→ **WHAT NEEDS TO BE DONE**:
Extract all lines that hold the string "alpha".

────

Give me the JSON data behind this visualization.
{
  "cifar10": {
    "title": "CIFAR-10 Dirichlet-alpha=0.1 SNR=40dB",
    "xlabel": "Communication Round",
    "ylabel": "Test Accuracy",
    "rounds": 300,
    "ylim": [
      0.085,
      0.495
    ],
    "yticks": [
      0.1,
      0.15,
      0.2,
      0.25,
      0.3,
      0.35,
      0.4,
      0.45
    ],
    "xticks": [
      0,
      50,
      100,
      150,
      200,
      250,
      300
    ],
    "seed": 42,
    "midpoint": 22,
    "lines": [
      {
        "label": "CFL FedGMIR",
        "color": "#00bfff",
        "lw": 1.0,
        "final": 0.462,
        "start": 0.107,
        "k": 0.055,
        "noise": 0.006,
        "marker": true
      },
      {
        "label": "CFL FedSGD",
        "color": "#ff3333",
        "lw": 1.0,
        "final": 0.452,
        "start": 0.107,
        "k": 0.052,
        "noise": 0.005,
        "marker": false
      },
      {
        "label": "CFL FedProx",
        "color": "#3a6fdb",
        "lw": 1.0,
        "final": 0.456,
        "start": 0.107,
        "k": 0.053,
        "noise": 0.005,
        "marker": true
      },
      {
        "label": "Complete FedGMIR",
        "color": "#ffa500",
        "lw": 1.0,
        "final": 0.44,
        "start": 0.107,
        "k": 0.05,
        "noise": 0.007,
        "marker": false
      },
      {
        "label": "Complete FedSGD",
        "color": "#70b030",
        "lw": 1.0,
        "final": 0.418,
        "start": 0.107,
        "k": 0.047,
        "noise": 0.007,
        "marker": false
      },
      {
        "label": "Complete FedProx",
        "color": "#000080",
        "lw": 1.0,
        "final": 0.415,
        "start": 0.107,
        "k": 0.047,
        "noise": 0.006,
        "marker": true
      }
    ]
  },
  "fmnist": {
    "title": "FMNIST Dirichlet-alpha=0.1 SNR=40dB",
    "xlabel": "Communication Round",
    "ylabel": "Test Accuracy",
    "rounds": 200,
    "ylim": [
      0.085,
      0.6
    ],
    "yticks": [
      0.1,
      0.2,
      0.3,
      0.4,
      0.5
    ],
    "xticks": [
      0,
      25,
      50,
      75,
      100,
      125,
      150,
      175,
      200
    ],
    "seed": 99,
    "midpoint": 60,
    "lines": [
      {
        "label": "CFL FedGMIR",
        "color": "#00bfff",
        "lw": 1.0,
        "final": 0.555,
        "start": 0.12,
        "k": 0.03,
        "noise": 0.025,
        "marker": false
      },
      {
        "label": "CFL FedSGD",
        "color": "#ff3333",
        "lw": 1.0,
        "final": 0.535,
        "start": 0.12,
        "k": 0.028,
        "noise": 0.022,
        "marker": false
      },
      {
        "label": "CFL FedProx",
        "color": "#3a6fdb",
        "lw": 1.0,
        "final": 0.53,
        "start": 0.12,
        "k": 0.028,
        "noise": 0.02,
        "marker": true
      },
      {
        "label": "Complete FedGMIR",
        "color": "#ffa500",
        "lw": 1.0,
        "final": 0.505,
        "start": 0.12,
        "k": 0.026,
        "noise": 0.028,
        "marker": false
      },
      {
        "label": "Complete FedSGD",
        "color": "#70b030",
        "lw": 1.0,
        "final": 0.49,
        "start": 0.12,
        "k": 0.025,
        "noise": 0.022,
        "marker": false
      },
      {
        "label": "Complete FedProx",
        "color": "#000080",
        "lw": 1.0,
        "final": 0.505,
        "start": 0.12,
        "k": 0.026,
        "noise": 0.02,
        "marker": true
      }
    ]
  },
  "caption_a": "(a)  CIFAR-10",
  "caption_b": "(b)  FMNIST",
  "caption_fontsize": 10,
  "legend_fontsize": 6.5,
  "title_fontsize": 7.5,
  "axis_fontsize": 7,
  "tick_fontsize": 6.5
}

────

→ **REPLY TO THE TASK**:
    "title": "CIFAR-10 Dirichlet-alpha=0.1 SNR=40dB",
    "title": "FMNIST Dirichlet-alpha=0.1 SNR=40dB",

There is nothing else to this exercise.